:: Task brief ::
All of the entries need to be written out again, exactly as they are.

:: Data shown ::
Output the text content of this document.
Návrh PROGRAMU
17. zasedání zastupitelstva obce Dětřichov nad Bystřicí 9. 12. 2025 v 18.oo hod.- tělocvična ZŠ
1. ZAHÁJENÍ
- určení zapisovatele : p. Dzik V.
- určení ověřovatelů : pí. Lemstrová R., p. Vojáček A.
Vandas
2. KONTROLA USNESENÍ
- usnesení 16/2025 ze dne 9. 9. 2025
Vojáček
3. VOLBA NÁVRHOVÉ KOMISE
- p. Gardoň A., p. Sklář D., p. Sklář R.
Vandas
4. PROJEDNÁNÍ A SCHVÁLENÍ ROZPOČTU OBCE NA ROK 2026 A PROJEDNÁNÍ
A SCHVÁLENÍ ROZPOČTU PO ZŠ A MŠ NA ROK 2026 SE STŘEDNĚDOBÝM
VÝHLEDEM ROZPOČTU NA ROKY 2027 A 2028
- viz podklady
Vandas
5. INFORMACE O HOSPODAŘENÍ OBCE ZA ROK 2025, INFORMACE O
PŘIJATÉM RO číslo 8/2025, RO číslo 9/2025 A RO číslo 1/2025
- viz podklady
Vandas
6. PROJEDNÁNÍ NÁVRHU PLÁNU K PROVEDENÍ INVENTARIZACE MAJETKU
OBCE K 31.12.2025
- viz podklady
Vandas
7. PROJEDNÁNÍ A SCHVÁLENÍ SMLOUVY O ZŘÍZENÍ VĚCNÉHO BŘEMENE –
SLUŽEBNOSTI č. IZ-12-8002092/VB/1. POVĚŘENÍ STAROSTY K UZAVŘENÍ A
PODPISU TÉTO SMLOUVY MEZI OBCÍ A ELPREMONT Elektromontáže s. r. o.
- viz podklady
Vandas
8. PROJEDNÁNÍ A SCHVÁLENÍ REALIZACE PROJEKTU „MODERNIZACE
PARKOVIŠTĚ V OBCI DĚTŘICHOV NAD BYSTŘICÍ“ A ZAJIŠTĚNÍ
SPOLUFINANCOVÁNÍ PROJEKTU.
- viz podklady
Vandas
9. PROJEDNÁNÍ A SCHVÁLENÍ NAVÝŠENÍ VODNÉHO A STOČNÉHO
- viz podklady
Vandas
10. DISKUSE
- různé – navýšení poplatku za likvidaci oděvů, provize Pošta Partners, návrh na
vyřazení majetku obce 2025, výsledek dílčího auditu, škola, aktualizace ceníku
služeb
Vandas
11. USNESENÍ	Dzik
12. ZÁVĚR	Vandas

:: Expected output ::
Output the text content of this document.
Návrh PROGRAMU
17. zasedání zastupitelstva obce Dětřichov nad Bystřicí 9. 12. 2025 v 18.oo hod.- tělocvična ZŠ
1. ZAHÁJENÍ
- určení zapisovatele : p. Dzik V.
- určení ověřovatelů : pí. Lemstrová R., p. Vojáček A.
Vandas
2. KONTROLA USNESENÍ
- usnesení 16/2025 ze dne 9. 9. 2025
Vojáček
3. VOLBA NÁVRHOVÉ KOMISE
- p. Gardoň A., p. Sklář D., p. Sklář R.
Vandas
4. PROJEDNÁNÍ A SCHVÁLENÍ ROZPOČTU OBCE NA ROK 2026 A PROJEDNÁNÍ
A SCHVÁLENÍ ROZPOČTU PO ZŠ A MŠ NA ROK 2026 SE STŘEDNĚDOBÝM
VÝHLEDEM ROZPOČTU NA ROKY 2027 A 2028
- viz podklady
Vandas
5. INFORMACE O HOSPODAŘENÍ OBCE ZA ROK 2025, INFORMACE O
PŘIJATÉM RO číslo 8/2025, RO číslo 9/2025 A RO číslo 1/2025
- viz podklady
Vandas
6. PROJEDNÁNÍ NÁVRHU PLÁNU K PROVEDENÍ INVENTARIZACE MAJETKU
OBCE K 31.12.2025
- viz podklady
Vandas
7. PROJEDNÁNÍ A SCHVÁLENÍ SMLOUVY O ZŘÍZENÍ VĚCNÉHO BŘEMENE –
SLUŽEBNOSTI č. IZ-12-8002092/VB/1. POVĚŘENÍ STAROSTY K UZAVŘENÍ A
PODPISU TÉTO SMLOUVY MEZI OBCÍ A ELPREMONT Elektromontáže s. r. o.
- viz podklady
Vandas
8. PROJEDNÁNÍ A SCHVÁLENÍ REALIZACE PROJEKTU „MODERNIZACE
PARKOVIŠTĚ V OBCI DĚTŘICHOV NAD BYSTŘICÍ“ A ZAJIŠTĚNÍ
SPOLUFINANCOVÁNÍ PROJEKTU.
- viz podklady
Vandas
9. PROJEDNÁNÍ A SCHVÁLENÍ NAVÝŠENÍ VODNÉHO A STOČNÉHO
- viz podklady
Vandas
10. DISKUSE
- různé – navýšení poplatku za likvidaci oděvů, provize Pošta Partners, návrh na
vyřazení majetku obce 2025, výsledek dílčího auditu, škola, aktualizace ceníku
služeb
Vandas
11. USNESENÍ	Dzik
12. ZÁVĚR	Vandas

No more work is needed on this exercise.